## JOB
Starting with the line that contains "Type out the text in this image.", return every line through the end of the listing below exactly as written. Omit the pictures.

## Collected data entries

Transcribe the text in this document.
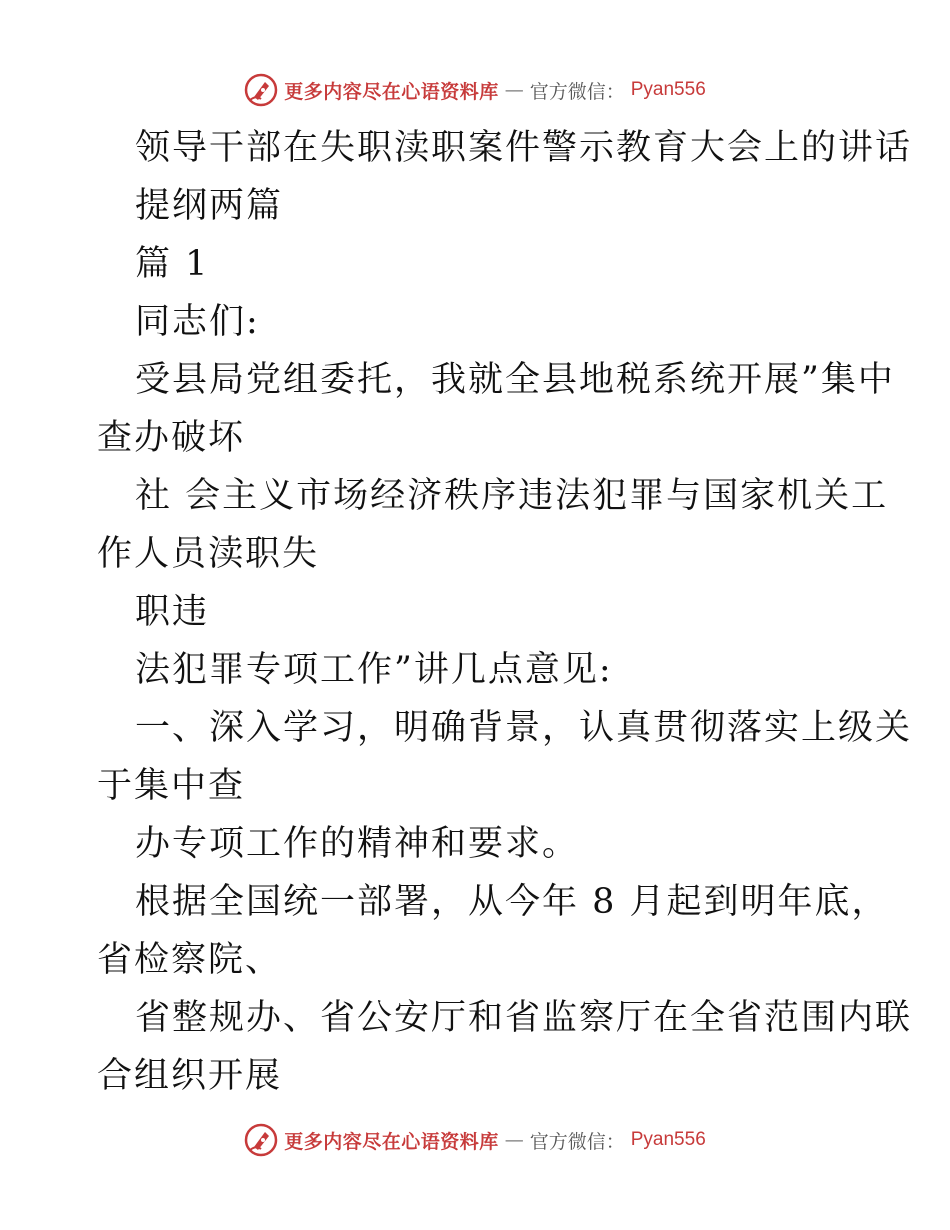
更多内容尽在心语资料库 — 官方微信： Pyan556
领导干部在失职渎职案件警示教育大会上的讲话
提纲两篇
篇 1
同志们:
受县局党组委托，我就全县地税系统开展”集中
查办破坏
社 会主义市场经济秩序违法犯罪与国家机关工
作人员渎职失
职违
法犯罪专项工作”讲几点意见:
一、深入学习，明确背景，认真贯彻落实上级关
于集中查
办专项工作的精神和要求。
根据全国统一部署，从今年 8 月起到明年底，
省检察院、
省整规办、省公安厅和省监察厅在全省范围内联
合组织开展
更多内容尽在心语资料库 — 官方微信： Pyan556
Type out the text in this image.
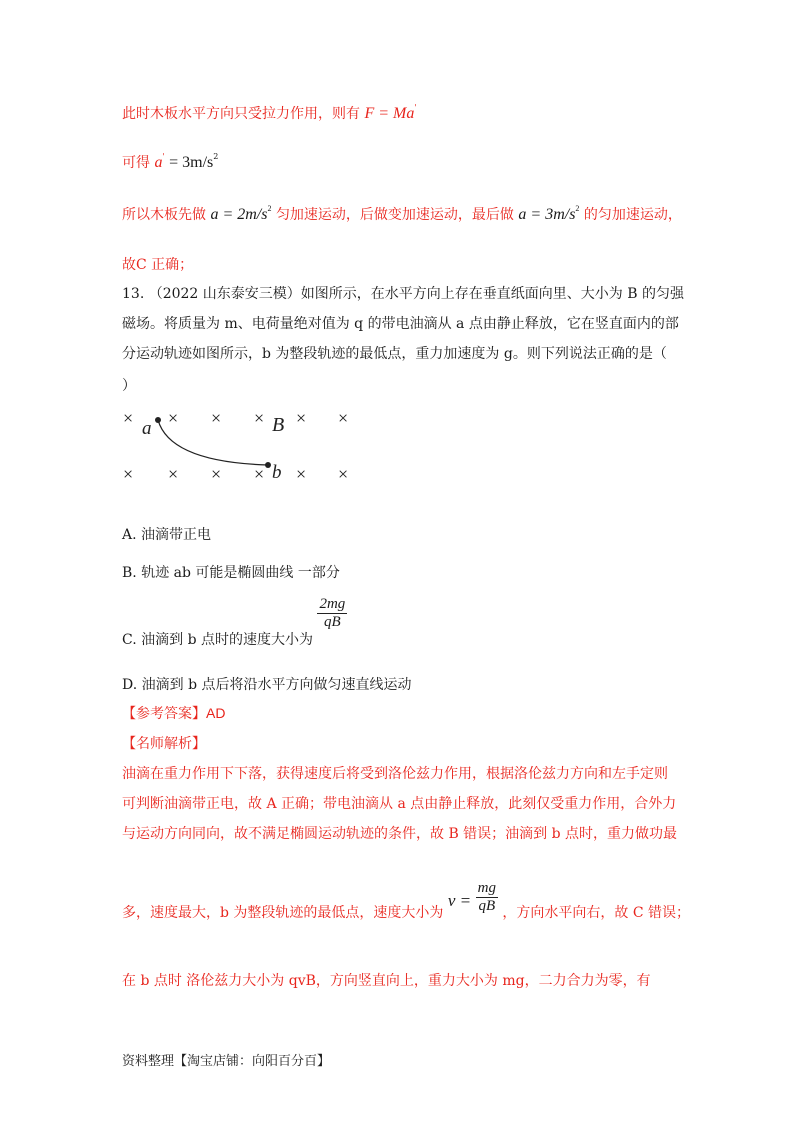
此时木板水平方向只受拉力作用，则有 F = Ma'
可得 $a' = 3m/s^2$
所以木板先做 $a = 2m/s^2$ 匀加速运动，后做变加速运动，最后做 $a = 3m/s^2$ 的匀加速运动，
故C 正确；
13. （2022 山东泰安三模）如图所示，在水平方向上存在垂直纸面向里、大小为 B 的匀强
磁场。将质量为 m、电荷量绝对值为 q 的带电油滴从 a 点由静止释放，它在竖直面内的部
分运动轨迹如图所示，b 为整段轨迹的最低点，重力加速度为 g。则下列说法正确的是（
）
× × × × × ×
× × × × × ×
a
b
B
A. 油滴带正电
B. 轨迹 ab 可能是椭圆曲线 一部分
C. 油滴到 b 点时的速度大小为
$\frac{2mg}{qB}$
D. 油滴到 b 点后将沿水平方向做匀速直线运动
【参考答案】AD
【名师解析】
油滴在重力作用下下落，获得速度后将受到洛伦兹力作用，根据洛伦兹力方向和左手定则
可判断油滴带正电，故 A 正确；带电油滴从 a 点由静止释放，此刻仅受重力作用，合外力
与运动方向同向，故不满足椭圆运动轨迹的条件，故 B 错误；油滴到 b 点时，重力做功最
多，速度最大，b 为整段轨迹的最低点，速度大小为 $v = \frac{mg}{qB}$ ，方向水平向右，故 C 错误；
在 b 点时 洛伦兹力大小为 qvB，方向竖直向上，重力大小为 mg，二力合力为零，有
资料整理【淘宝店铺：向阳百分百】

## TASK RESPONSE
Type out the text in this image.
此时木板水平方向只受拉力作用，则有 F = Ma'
可得 $a' = 3m/s^2$
所以木板先做 $a = 2m/s^2$ 匀加速运动，后做变加速运动，最后做 $a = 3m/s^2$ 的匀加速运动，
故C 正确；
13. （2022 山东泰安三模）如图所示，在水平方向上存在垂直纸面向里、大小为 B 的匀强
磁场。将质量为 m、电荷量绝对值为 q 的带电油滴从 a 点由静止释放，它在竖直面内的部
分运动轨迹如图所示，b 为整段轨迹的最低点，重力加速度为 g。则下列说法正确的是（
）
× × × × × ×
× × × × × ×
a
b
B
A. 油滴带正电
B. 轨迹 ab 可能是椭圆曲线 一部分
C. 油滴到 b 点时的速度大小为
$\frac{2mg}{qB}$
D. 油滴到 b 点后将沿水平方向做匀速直线运动
【参考答案】AD
【名师解析】
油滴在重力作用下下落，获得速度后将受到洛伦兹力作用，根据洛伦兹力方向和左手定则
可判断油滴带正电，故 A 正确；带电油滴从 a 点由静止释放，此刻仅受重力作用，合外力
与运动方向同向，故不满足椭圆运动轨迹的条件，故 B 错误；油滴到 b 点时，重力做功最
多，速度最大，b 为整段轨迹的最低点，速度大小为 $v = \frac{mg}{qB}$ ，方向水平向右，故 C 错误；
在 b 点时 洛伦兹力大小为 qvB，方向竖直向上，重力大小为 mg，二力合力为零，有
资料整理【淘宝店铺：向阳百分百】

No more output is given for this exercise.